Extracted records
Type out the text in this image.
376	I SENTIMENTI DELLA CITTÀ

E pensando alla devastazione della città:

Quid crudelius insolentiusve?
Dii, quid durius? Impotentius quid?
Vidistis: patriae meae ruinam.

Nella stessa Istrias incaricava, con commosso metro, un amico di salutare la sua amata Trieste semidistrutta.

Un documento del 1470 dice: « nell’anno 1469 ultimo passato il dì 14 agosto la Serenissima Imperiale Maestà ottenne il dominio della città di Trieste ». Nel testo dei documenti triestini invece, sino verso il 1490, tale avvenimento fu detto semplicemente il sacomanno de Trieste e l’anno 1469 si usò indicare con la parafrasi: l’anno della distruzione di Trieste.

▶ _WHAT YOU WILL DO_: Output each record exactly, leaving nothing out.

▶ _EXERCISE ANSWER_:
Type out the text in this image.
376	I SENTIMENTI DELLA CITTÀ

E pensando alla devastazione della città:

Quid crudelius insolentiusve?
Dii, quid durius? Impotentius quid?
Vidistis: patriae meae ruinam.

Nella stessa Istrias incaricava, con commosso metro, un amico di salutare la sua amata Trieste semidistrutta.

Un documento del 1470 dice: « nell’anno 1469 ultimo passato il dì 14 agosto la Serenissima Imperiale Maestà ottenne il dominio della città di Trieste ». Nel testo dei documenti triestini invece, sino verso il 1490, tale avvenimento fu detto semplicemente il sacomanno de Trieste e l’anno 1469 si usò indicare con la parafrasi: l’anno della distruzione di Trieste.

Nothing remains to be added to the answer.